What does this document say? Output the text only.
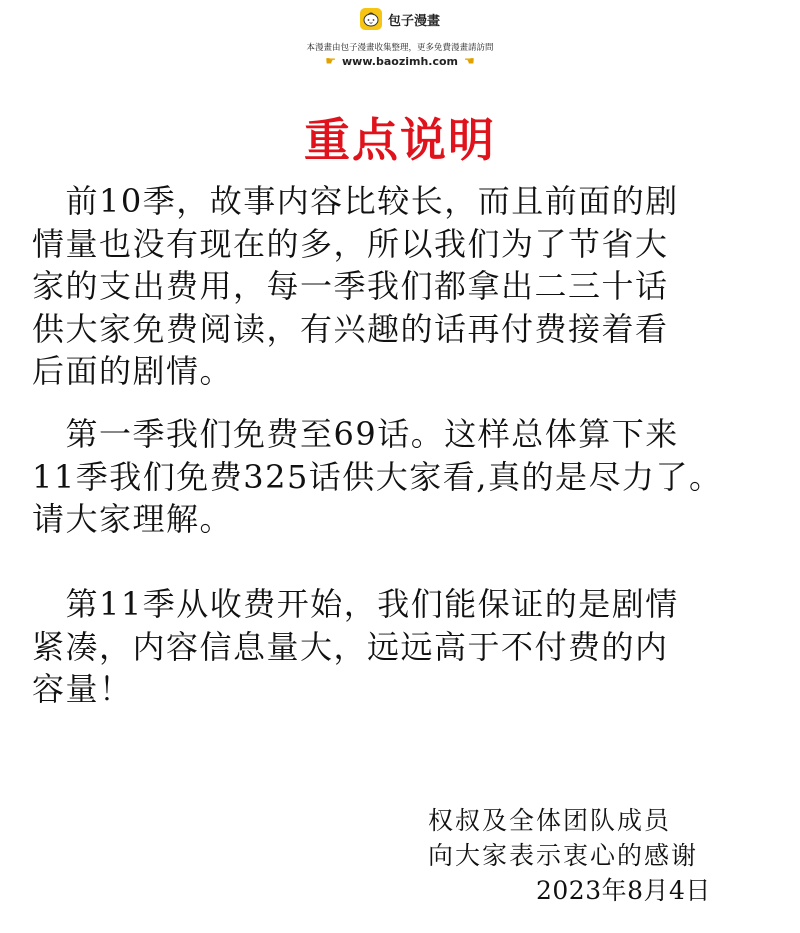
包子漫畫
本漫畫由包子漫畫收集整理，更多免費漫畫請訪問
☛ www.baozimh.com ☛
重点说明
　前10季，故事内容比较长，而且前面的剧
情量也没有现在的多，所以我们为了节省大
家的支出费用，每一季我们都拿出二三十话
供大家免费阅读，有兴趣的话再付费接着看
后面的剧情。
　第一季我们免费至69话。这样总体算下来
11季我们免费325话供大家看,真的是尽力了。
请大家理解。
　第11季从收费开始，我们能保证的是剧情
紧凑，内容信息量大，远远高于不付费的内
容量！
权叔及全体团队成员
向大家表示衷心的感谢
2023年8月4日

WHAT YOU NEED TO DO: Restate each line of the records exactly; pictures do not belong in the copy.

TASK RESPONSE:
What does this document say? Output the text only.
包子漫畫
本漫畫由包子漫畫收集整理，更多免費漫畫請訪問
☛ www.baozimh.com ☛
重点说明
　前10季，故事内容比较长，而且前面的剧
情量也没有现在的多，所以我们为了节省大
家的支出费用，每一季我们都拿出二三十话
供大家免费阅读，有兴趣的话再付费接着看
后面的剧情。
　第一季我们免费至69话。这样总体算下来
11季我们免费325话供大家看,真的是尽力了。
请大家理解。
　第11季从收费开始，我们能保证的是剧情
紧凑，内容信息量大，远远高于不付费的内
容量！
权叔及全体团队成员
向大家表示衷心的感谢
2023年8月4日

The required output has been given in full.